**Data for this exercise:**
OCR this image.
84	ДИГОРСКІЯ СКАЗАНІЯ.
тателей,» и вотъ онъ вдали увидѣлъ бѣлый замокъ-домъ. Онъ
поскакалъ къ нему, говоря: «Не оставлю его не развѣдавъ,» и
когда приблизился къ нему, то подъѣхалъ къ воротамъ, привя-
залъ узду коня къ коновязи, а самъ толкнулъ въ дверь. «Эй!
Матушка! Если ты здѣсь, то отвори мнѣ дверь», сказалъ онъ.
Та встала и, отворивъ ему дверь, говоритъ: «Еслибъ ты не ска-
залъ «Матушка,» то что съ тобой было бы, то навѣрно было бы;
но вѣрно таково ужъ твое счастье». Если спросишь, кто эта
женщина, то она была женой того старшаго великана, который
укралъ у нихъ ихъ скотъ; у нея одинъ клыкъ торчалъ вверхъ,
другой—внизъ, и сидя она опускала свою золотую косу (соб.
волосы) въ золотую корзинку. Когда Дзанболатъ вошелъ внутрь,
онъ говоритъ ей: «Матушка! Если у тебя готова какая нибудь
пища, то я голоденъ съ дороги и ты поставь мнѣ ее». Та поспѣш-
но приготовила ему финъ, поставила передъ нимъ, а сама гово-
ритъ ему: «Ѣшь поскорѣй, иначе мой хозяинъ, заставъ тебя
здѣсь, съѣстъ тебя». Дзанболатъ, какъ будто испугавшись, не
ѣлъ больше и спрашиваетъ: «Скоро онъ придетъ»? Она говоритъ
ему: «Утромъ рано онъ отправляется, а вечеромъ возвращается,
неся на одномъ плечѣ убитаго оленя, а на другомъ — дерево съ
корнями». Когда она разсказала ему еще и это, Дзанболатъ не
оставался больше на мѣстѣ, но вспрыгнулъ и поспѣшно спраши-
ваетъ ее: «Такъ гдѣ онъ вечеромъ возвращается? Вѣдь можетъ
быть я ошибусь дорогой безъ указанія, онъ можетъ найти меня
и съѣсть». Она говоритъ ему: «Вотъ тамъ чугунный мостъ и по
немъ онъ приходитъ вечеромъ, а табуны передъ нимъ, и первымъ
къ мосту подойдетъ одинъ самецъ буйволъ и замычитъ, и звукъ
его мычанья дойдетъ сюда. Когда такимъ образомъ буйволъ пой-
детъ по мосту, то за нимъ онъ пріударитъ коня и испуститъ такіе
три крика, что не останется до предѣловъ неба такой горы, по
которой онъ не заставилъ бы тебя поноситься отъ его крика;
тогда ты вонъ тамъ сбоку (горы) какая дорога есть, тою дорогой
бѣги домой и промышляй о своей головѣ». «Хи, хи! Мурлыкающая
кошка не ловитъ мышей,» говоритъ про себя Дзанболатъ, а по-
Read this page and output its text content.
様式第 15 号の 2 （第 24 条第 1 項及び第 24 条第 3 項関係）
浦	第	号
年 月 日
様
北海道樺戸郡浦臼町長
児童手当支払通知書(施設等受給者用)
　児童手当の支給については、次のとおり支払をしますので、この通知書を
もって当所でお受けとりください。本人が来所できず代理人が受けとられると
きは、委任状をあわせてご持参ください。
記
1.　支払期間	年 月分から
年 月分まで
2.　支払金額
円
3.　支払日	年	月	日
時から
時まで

**What is required:** Leave out every line before the one containing "Read this page and output its text content."; set down that line and all remaining lines of the material exactly.

**Complete answer:**
Read this page and output its text content.
様式第 15 号の 2 （第 24 条第 1 項及び第 24 条第 3 項関係）
浦	第	号
年 月 日
様
北海道樺戸郡浦臼町長
児童手当支払通知書(施設等受給者用)
　児童手当の支給については、次のとおり支払をしますので、この通知書を
もって当所でお受けとりください。本人が来所できず代理人が受けとられると
きは、委任状をあわせてご持参ください。
記
1.　支払期間	年 月分から
年 月分まで
2.　支払金額
円
3.　支払日	年	月	日
時から
時まで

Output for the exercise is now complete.